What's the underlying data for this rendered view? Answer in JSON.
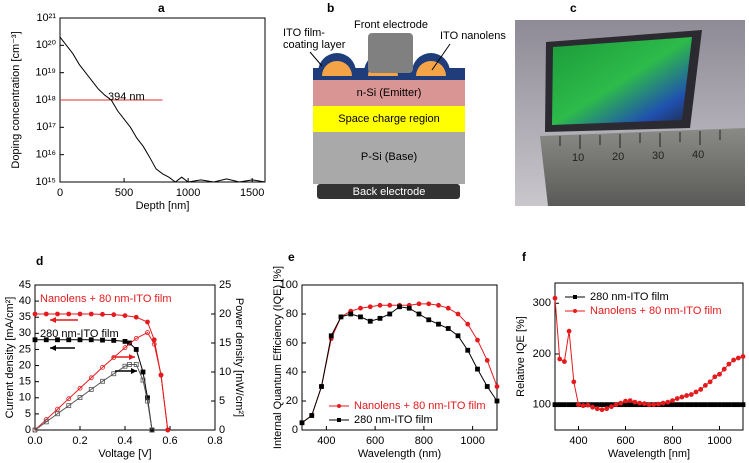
{
  "chart_data": [
    {
      "type": "line",
      "panel": "a",
      "xlabel": "Depth [nm]",
      "ylabel": "Doping concentration [cm⁻³]",
      "log_y": true,
      "x": [
        0,
        50,
        100,
        150,
        200,
        250,
        300,
        350,
        400,
        450,
        500,
        550,
        600,
        650,
        700,
        750,
        800,
        850,
        900,
        950,
        1000,
        1100,
        1200,
        1300,
        1400,
        1500,
        1600
      ],
      "series": [
        {
          "color": "#000000",
          "values": [
            2e+20,
            1e+20,
            5e+19,
            2e+19,
            1e+19,
            5e+18,
            2.5e+18,
            1.5e+18,
            1e+18,
            4e+17,
            2e+17,
            1e+17,
            4e+16,
            2e+16,
            8000000000000000.0,
            3000000000000000.0,
            2000000000000000.0,
            1500000000000000.0,
            1000000000000000.0,
            1500000000000000.0,
            1000000000000000.0,
            1200000000000000.0,
            1000000000000000.0,
            1300000000000000.0,
            1000000000000000.0,
            1200000000000000.0,
            1000000000000000.0
          ]
        }
      ],
      "xlim": [
        0,
        1600
      ],
      "xticks": [
        0,
        500,
        1000,
        1500
      ],
      "ylim": [
        1000000000000000.0,
        1e+21
      ],
      "yticks": [
        {
          "value": 1000000000000000.0,
          "label": "10¹⁵"
        },
        {
          "value": 1e+16,
          "label": "10¹⁶"
        },
        {
          "value": 1e+17,
          "label": "10¹⁷"
        },
        {
          "value": 1e+18,
          "label": "10¹⁸"
        },
        {
          "value": 1e+19,
          "label": "10¹⁹"
        },
        {
          "value": 1e+20,
          "label": "10²⁰"
        },
        {
          "value": 1e+21,
          "label": "10²¹"
        }
      ],
      "ref_line": {
        "y": 1e+18,
        "x": [
          0,
          800
        ],
        "color": "#e03030"
      },
      "annotations": [
        {
          "text": "394 nm",
          "color": "#000000"
        }
      ]
    },
    {
      "type": "line",
      "panel": "d",
      "xlabel": "Voltage [V]",
      "ylabel": "Current density [mA/cm²]",
      "y2label": "Power density [mW/cm²]",
      "series": [
        {
          "color": "#e41a1c",
          "marker": "circle",
          "filled": true,
          "x": [
            0,
            0.05,
            0.1,
            0.15,
            0.2,
            0.25,
            0.3,
            0.35,
            0.4,
            0.45,
            0.5,
            0.53,
            0.56,
            0.59
          ],
          "values": [
            36,
            36,
            36,
            36,
            36,
            36,
            35.9,
            35.8,
            35.5,
            35,
            33.5,
            28,
            17,
            0
          ]
        },
        {
          "color": "#000000",
          "marker": "square",
          "filled": true,
          "x": [
            0,
            0.05,
            0.1,
            0.15,
            0.2,
            0.25,
            0.3,
            0.35,
            0.4,
            0.42,
            0.45,
            0.48,
            0.5,
            0.52
          ],
          "values": [
            28,
            28,
            28,
            28,
            28,
            28,
            27.9,
            27.8,
            27.5,
            27,
            25,
            18,
            10,
            0
          ]
        },
        {
          "color": "#e41a1c",
          "marker": "circle",
          "filled": false,
          "axis": "y2",
          "x": [
            0,
            0.05,
            0.1,
            0.15,
            0.2,
            0.25,
            0.3,
            0.35,
            0.4,
            0.45,
            0.5,
            0.53,
            0.56,
            0.59
          ],
          "values": [
            0,
            1.8,
            3.6,
            5.4,
            7.2,
            9,
            10.8,
            12.5,
            14.2,
            15.8,
            16.8,
            14.8,
            9.5,
            0
          ]
        },
        {
          "color": "#555555",
          "marker": "square",
          "filled": false,
          "axis": "y2",
          "x": [
            0,
            0.05,
            0.1,
            0.15,
            0.2,
            0.25,
            0.3,
            0.35,
            0.4,
            0.42,
            0.45,
            0.48,
            0.5,
            0.52
          ],
          "values": [
            0,
            1.4,
            2.8,
            4.2,
            5.6,
            7,
            8.4,
            9.7,
            11,
            11.3,
            11.3,
            8.6,
            5,
            0
          ]
        }
      ],
      "xlim": [
        0,
        0.8
      ],
      "xticks": [
        {
          "value": 0,
          "label": "0.0"
        },
        0.2,
        0.4,
        0.6,
        0.8
      ],
      "ylim": [
        0,
        45
      ],
      "yticks": [
        0,
        5,
        10,
        15,
        20,
        25,
        30,
        35,
        40,
        45
      ],
      "y2lim": [
        0,
        25
      ],
      "y2ticks": [
        0,
        5,
        10,
        15,
        20,
        25
      ],
      "annotations": [
        {
          "text": "Nanolens + 80 nm-ITO film",
          "color": "#e41a1c"
        },
        {
          "text": "280 nm-ITO film",
          "color": "#000000"
        }
      ]
    },
    {
      "type": "line",
      "panel": "e",
      "xlabel": "Wavelength (nm)",
      "ylabel": "Internal Quantum Efficiency (IQE) [%]",
      "legend": "lower-right",
      "x": [
        300,
        340,
        380,
        420,
        460,
        500,
        540,
        580,
        620,
        660,
        700,
        740,
        780,
        820,
        860,
        900,
        940,
        980,
        1020,
        1060,
        1100
      ],
      "series": [
        {
          "name": "Nanolens + 80 nm-ITO film",
          "color": "#e41a1c",
          "marker": "circle",
          "filled": true,
          "values": [
            5,
            10,
            30,
            63,
            78,
            82,
            84,
            85,
            86,
            86,
            86,
            86,
            87,
            87,
            86,
            84,
            80,
            73,
            62,
            48,
            30
          ]
        },
        {
          "name": "280 nm-ITO film",
          "color": "#000000",
          "marker": "square",
          "filled": true,
          "values": [
            5,
            10,
            30,
            65,
            78,
            80,
            78,
            75,
            77,
            80,
            85,
            84,
            80,
            76,
            73,
            70,
            65,
            55,
            42,
            30,
            20
          ]
        }
      ],
      "xlim": [
        300,
        1100
      ],
      "xticks": [
        400,
        600,
        800,
        1000
      ],
      "ylim": [
        0,
        100
      ],
      "yticks": [
        0,
        20,
        40,
        60,
        80,
        100
      ]
    },
    {
      "type": "line",
      "panel": "f",
      "xlabel": "Wavelength [nm]",
      "ylabel": "Relative IQE [%]",
      "legend": "upper-left",
      "x": [
        300,
        320,
        340,
        360,
        380,
        400,
        420,
        440,
        460,
        480,
        500,
        520,
        540,
        560,
        580,
        600,
        620,
        640,
        660,
        680,
        700,
        720,
        740,
        760,
        780,
        800,
        820,
        840,
        860,
        880,
        900,
        920,
        940,
        960,
        980,
        1000,
        1020,
        1040,
        1060,
        1080,
        1100
      ],
      "series": [
        {
          "name": "280 nm-ITO film",
          "color": "#000000",
          "marker": "square",
          "filled": true,
          "values": [
            100,
            100,
            100,
            100,
            100,
            100,
            100,
            100,
            100,
            100,
            100,
            100,
            100,
            100,
            100,
            100,
            100,
            100,
            100,
            100,
            100,
            100,
            100,
            100,
            100,
            100,
            100,
            100,
            100,
            100,
            100,
            100,
            100,
            100,
            100,
            100,
            100,
            100,
            100,
            100,
            100
          ]
        },
        {
          "name": "Nanolens + 80 nm-ITO film",
          "color": "#e41a1c",
          "marker": "circle",
          "filled": true,
          "values": [
            310,
            190,
            185,
            245,
            145,
            100,
            98,
            99,
            95,
            92,
            90,
            92,
            96,
            100,
            103,
            107,
            108,
            105,
            103,
            102,
            100,
            100,
            101,
            103,
            105,
            108,
            112,
            115,
            118,
            120,
            125,
            130,
            138,
            145,
            155,
            160,
            170,
            180,
            188,
            192,
            195
          ]
        }
      ],
      "xlim": [
        300,
        1100
      ],
      "xticks": [
        400,
        600,
        800,
        1000
      ],
      "ylim": [
        50,
        340
      ],
      "yticks": [
        100,
        200,
        300
      ]
    }
  ],
  "diagram": {
    "panel": "b",
    "front_electrode": "Front electrode",
    "ito_film_coating_layer": [
      "ITO film-",
      "coating layer"
    ],
    "ito_nanolens": "ITO nanolens",
    "emitter": "n-Si (Emitter)",
    "space_charge_region": "Space charge region",
    "base": "P-Si (Base)",
    "back_electrode": "Back electrode"
  },
  "photo": {
    "panel": "c",
    "ruler_labels": [
      "10",
      "20",
      "30",
      "40"
    ]
  }
}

---

Exercise aim:
Pick out and copy every line that contains the word "panel".

Answer to the exercise:
      "panel": "a",
      "panel": "d",
      "panel": "e",
      "panel": "f",
    "panel": "b",
    "panel": "c",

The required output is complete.